WHAT IS BEING ASKED
Where the word "interface" occurs in a line, return that line.

EXTRACTED MATERIAL
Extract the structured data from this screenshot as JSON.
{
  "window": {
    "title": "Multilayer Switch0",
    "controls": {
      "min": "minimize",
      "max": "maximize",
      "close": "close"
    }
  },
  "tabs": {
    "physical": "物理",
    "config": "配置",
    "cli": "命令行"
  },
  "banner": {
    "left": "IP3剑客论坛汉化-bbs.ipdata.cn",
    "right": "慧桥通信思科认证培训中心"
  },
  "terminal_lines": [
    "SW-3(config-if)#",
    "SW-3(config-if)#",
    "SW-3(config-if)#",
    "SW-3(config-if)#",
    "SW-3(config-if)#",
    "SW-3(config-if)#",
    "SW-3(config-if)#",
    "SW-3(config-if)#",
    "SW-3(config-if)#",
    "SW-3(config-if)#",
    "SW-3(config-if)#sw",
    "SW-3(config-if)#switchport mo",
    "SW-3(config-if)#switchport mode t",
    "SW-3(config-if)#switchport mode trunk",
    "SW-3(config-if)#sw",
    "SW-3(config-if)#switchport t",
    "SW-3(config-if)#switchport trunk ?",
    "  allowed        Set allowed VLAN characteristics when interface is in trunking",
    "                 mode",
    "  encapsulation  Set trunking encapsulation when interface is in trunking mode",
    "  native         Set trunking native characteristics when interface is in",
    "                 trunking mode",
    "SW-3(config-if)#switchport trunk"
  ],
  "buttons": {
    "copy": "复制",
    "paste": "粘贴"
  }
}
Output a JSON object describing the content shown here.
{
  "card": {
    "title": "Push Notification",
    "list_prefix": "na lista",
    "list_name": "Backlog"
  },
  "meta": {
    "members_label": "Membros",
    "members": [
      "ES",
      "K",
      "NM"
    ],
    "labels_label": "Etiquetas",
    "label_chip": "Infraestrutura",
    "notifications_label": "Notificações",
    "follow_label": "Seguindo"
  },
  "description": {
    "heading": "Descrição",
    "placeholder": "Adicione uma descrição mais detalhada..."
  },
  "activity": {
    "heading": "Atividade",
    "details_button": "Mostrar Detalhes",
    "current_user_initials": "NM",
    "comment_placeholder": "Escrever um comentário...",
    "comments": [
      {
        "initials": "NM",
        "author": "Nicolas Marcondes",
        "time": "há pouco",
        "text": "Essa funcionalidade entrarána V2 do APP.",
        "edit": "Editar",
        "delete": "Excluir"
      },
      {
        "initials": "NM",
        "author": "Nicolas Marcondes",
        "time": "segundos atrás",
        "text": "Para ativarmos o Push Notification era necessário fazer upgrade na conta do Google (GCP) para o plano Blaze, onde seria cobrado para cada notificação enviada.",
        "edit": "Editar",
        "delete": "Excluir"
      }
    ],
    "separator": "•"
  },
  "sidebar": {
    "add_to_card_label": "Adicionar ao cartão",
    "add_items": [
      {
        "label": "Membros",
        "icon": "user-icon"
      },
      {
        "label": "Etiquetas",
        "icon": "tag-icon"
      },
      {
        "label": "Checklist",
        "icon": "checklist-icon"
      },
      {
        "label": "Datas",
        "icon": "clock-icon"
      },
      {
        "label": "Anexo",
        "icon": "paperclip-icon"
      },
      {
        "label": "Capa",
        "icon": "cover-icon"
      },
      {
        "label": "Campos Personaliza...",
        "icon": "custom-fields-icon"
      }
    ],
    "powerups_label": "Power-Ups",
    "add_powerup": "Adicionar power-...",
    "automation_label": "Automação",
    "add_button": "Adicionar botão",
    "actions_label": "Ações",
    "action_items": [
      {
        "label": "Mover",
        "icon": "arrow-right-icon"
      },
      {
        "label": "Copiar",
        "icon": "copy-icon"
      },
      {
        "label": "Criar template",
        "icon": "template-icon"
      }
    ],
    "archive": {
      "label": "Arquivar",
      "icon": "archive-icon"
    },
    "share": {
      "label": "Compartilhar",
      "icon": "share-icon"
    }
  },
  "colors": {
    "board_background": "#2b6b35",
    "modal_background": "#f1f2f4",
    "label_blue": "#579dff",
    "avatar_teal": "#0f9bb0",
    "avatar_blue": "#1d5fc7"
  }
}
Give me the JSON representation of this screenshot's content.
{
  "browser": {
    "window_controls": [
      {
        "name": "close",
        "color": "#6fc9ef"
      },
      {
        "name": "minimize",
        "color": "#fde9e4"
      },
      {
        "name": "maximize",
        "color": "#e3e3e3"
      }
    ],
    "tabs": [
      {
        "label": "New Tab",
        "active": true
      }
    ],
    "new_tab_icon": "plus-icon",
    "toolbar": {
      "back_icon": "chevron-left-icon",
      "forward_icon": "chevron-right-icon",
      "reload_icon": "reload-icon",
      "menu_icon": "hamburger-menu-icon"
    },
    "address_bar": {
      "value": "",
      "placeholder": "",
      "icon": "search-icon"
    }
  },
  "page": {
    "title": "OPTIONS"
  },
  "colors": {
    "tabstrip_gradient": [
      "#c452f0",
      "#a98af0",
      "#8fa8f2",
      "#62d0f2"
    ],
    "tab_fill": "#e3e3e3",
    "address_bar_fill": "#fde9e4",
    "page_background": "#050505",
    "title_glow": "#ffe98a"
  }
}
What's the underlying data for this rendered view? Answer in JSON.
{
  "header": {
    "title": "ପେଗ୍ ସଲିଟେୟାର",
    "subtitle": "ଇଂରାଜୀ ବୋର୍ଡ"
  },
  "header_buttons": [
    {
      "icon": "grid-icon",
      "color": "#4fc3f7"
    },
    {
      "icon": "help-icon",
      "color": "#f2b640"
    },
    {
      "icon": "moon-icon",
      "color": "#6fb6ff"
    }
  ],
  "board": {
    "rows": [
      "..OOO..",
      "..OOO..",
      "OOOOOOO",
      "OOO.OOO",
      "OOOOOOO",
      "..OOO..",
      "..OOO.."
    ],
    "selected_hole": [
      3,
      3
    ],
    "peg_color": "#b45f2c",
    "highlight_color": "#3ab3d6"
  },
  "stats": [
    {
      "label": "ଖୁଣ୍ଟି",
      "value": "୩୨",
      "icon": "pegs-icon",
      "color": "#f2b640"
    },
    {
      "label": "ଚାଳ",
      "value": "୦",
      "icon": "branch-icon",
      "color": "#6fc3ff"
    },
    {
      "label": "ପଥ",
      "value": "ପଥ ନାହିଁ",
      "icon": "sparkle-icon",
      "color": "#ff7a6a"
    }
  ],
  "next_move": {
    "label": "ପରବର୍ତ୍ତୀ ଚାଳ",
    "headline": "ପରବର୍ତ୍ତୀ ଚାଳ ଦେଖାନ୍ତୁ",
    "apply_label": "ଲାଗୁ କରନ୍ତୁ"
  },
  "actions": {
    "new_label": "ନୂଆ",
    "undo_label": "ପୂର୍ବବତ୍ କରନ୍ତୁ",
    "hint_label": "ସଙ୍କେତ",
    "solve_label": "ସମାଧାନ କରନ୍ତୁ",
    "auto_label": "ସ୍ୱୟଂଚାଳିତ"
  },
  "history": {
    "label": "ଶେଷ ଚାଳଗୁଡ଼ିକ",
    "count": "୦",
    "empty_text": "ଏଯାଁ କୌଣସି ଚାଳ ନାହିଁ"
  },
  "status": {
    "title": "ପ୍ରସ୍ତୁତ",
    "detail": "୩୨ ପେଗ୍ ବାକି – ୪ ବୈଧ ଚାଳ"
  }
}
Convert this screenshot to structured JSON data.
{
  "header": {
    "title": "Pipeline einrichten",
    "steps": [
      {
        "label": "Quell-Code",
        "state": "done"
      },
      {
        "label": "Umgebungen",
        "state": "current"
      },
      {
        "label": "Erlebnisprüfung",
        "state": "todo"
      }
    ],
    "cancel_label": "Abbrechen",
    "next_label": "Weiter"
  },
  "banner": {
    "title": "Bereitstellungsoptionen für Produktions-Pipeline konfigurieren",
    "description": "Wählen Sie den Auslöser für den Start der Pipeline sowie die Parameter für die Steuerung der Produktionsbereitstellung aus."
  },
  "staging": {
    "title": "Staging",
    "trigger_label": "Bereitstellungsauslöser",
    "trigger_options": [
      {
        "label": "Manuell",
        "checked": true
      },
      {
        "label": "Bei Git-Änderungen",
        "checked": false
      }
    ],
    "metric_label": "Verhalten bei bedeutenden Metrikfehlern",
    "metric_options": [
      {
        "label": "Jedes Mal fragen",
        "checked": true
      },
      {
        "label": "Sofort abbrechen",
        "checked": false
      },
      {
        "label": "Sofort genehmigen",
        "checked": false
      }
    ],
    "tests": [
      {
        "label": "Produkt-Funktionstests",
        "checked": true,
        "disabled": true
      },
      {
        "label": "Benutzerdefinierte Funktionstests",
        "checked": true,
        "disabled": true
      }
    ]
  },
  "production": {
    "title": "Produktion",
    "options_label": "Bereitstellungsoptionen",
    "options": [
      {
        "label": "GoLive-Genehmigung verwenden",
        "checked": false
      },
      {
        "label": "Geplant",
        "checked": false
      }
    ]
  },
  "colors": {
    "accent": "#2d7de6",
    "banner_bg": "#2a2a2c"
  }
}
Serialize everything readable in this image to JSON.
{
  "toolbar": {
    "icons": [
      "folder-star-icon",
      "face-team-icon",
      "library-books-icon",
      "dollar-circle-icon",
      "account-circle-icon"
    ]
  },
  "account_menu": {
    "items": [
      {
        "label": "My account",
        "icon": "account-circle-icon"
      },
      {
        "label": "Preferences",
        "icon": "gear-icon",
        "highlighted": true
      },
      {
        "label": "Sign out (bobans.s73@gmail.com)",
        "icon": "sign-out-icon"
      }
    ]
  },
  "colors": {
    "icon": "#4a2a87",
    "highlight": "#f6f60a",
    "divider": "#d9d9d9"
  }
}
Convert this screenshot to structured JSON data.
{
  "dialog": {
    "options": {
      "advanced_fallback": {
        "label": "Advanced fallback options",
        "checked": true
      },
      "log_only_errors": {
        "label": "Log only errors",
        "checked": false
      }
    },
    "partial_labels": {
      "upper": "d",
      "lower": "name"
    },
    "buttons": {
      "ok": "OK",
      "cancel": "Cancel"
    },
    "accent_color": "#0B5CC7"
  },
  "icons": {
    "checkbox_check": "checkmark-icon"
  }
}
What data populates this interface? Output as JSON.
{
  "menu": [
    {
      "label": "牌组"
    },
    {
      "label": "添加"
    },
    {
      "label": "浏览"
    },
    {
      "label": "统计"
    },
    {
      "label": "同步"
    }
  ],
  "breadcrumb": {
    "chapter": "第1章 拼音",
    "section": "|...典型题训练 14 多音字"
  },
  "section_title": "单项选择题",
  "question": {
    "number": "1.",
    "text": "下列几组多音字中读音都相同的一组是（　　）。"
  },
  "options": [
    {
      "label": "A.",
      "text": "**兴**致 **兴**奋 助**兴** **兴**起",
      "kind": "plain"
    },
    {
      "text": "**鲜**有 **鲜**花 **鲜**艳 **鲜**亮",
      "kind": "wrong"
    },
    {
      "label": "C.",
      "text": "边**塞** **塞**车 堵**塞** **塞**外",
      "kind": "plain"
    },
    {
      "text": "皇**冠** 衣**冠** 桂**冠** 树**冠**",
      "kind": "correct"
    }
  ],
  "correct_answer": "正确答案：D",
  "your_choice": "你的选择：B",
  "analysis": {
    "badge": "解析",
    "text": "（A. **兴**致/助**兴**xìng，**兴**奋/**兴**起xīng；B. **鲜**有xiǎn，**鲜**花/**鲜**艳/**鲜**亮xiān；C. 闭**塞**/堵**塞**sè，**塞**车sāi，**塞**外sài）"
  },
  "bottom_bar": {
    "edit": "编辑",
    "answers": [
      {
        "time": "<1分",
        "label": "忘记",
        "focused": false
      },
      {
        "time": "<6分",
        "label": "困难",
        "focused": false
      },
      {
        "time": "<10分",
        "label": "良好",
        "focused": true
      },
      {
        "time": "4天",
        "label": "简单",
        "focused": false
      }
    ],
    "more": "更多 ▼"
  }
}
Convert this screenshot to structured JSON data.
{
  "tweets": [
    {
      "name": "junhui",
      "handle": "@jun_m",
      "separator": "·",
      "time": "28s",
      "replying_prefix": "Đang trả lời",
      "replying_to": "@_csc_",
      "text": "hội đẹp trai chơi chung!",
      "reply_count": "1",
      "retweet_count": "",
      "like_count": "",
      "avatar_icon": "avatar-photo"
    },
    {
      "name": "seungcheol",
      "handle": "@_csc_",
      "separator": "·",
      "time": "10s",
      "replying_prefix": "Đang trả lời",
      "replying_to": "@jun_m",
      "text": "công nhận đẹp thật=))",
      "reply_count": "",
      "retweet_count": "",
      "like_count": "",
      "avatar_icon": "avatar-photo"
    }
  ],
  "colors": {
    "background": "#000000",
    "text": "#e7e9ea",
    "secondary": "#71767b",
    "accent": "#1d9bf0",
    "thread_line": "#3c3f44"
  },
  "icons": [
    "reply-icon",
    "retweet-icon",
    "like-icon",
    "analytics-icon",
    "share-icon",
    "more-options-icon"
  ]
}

TASK ANSWER
    "  allowed        Set allowed VLAN characteristics when interface is in trunking",
    "  encapsulation  Set trunking encapsulation when interface is in trunking mode",
    "  native         Set trunking native characteristics when interface is in",
What data populates this interface? Output as JSON.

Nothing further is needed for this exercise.